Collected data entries
···

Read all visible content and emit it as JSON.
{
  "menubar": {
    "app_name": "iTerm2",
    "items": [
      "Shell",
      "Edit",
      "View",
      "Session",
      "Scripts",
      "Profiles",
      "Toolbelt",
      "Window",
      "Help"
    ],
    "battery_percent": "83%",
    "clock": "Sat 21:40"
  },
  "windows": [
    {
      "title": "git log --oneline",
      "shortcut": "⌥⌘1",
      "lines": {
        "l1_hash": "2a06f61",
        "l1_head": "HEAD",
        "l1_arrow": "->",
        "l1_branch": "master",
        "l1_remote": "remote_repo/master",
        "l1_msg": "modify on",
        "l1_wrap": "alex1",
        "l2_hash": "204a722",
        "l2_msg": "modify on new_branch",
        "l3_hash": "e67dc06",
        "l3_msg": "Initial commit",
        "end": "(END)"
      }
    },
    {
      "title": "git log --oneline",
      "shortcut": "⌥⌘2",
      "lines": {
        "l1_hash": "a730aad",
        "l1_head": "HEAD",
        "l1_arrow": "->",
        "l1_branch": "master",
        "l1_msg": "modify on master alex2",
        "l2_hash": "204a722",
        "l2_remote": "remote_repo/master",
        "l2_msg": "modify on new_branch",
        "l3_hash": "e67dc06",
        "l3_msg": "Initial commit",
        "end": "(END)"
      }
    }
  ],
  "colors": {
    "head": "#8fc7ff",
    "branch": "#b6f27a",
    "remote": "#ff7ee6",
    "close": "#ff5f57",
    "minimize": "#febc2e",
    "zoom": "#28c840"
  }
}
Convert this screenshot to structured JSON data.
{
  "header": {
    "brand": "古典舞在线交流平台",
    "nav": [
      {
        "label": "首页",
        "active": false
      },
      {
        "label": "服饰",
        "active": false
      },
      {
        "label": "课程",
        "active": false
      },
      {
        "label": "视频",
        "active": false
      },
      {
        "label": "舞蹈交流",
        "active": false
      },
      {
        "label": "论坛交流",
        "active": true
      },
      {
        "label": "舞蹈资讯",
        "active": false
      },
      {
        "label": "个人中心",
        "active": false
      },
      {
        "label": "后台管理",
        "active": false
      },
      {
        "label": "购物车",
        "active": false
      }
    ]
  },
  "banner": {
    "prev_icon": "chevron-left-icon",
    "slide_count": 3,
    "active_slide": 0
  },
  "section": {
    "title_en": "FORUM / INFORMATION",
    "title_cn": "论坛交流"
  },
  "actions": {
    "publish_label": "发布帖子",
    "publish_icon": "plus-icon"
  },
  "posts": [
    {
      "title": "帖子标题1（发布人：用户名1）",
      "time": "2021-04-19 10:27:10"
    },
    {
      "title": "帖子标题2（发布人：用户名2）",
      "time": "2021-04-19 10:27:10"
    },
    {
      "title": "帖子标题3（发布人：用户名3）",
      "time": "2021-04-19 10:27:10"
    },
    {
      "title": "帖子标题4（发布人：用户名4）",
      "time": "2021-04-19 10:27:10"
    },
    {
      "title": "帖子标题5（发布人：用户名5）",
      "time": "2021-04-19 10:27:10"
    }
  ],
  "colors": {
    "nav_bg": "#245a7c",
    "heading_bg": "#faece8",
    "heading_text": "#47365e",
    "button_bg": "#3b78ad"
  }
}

···

Written problem: Nothing in the data may differ; print all of it exactly as written.

Task output:
Read all visible content and emit it as JSON.
{
  "menubar": {
    "app_name": "iTerm2",
    "items": [
      "Shell",
      "Edit",
      "View",
      "Session",
      "Scripts",
      "Profiles",
      "Toolbelt",
      "Window",
      "Help"
    ],
    "battery_percent": "83%",
    "clock": "Sat 21:40"
  },
  "windows": [
    {
      "title": "git log --oneline",
      "shortcut": "⌥⌘1",
      "lines": {
        "l1_hash": "2a06f61",
        "l1_head": "HEAD",
        "l1_arrow": "->",
        "l1_branch": "master",
        "l1_remote": "remote_repo/master",
        "l1_msg": "modify on",
        "l1_wrap": "alex1",
        "l2_hash": "204a722",
        "l2_msg": "modify on new_branch",
        "l3_hash": "e67dc06",
        "l3_msg": "Initial commit",
        "end": "(END)"
      }
    },
    {
      "title": "git log --oneline",
      "shortcut": "⌥⌘2",
      "lines": {
        "l1_hash": "a730aad",
        "l1_head": "HEAD",
        "l1_arrow": "->",
        "l1_branch": "master",
        "l1_msg": "modify on master alex2",
        "l2_hash": "204a722",
        "l2_remote": "remote_repo/master",
        "l2_msg": "modify on new_branch",
        "l3_hash": "e67dc06",
        "l3_msg": "Initial commit",
        "end": "(END)"
      }
    }
  ],
  "colors": {
    "head": "#8fc7ff",
    "branch": "#b6f27a",
    "remote": "#ff7ee6",
    "close": "#ff5f57",
    "minimize": "#febc2e",
    "zoom": "#28c840"
  }
}
Convert this screenshot to structured JSON data.
{
  "header": {
    "brand": "古典舞在线交流平台",
    "nav": [
      {
        "label": "首页",
        "active": false
      },
      {
        "label": "服饰",
        "active": false
      },
      {
        "label": "课程",
        "active": false
      },
      {
        "label": "视频",
        "active": false
      },
      {
        "label": "舞蹈交流",
        "active": false
      },
      {
        "label": "论坛交流",
        "active": true
      },
      {
        "label": "舞蹈资讯",
        "active": false
      },
      {
        "label": "个人中心",
        "active": false
      },
      {
        "label": "后台管理",
        "active": false
      },
      {
        "label": "购物车",
        "active": false
      }
    ]
  },
  "banner": {
    "prev_icon": "chevron-left-icon",
    "slide_count": 3,
    "active_slide": 0
  },
  "section": {
    "title_en": "FORUM / INFORMATION",
    "title_cn": "论坛交流"
  },
  "actions": {
    "publish_label": "发布帖子",
    "publish_icon": "plus-icon"
  },
  "posts": [
    {
      "title": "帖子标题1（发布人：用户名1）",
      "time": "2021-04-19 10:27:10"
    },
    {
      "title": "帖子标题2（发布人：用户名2）",
      "time": "2021-04-19 10:27:10"
    },
    {
      "title": "帖子标题3（发布人：用户名3）",
      "time": "2021-04-19 10:27:10"
    },
    {
      "title": "帖子标题4（发布人：用户名4）",
      "time": "2021-04-19 10:27:10"
    },
    {
      "title": "帖子标题5（发布人：用户名5）",
      "time": "2021-04-19 10:27:10"
    }
  ],
  "colors": {
    "nav_bg": "#245a7c",
    "heading_bg": "#faece8",
    "heading_text": "#47365e",
    "button_bg": "#3b78ad"
  }
}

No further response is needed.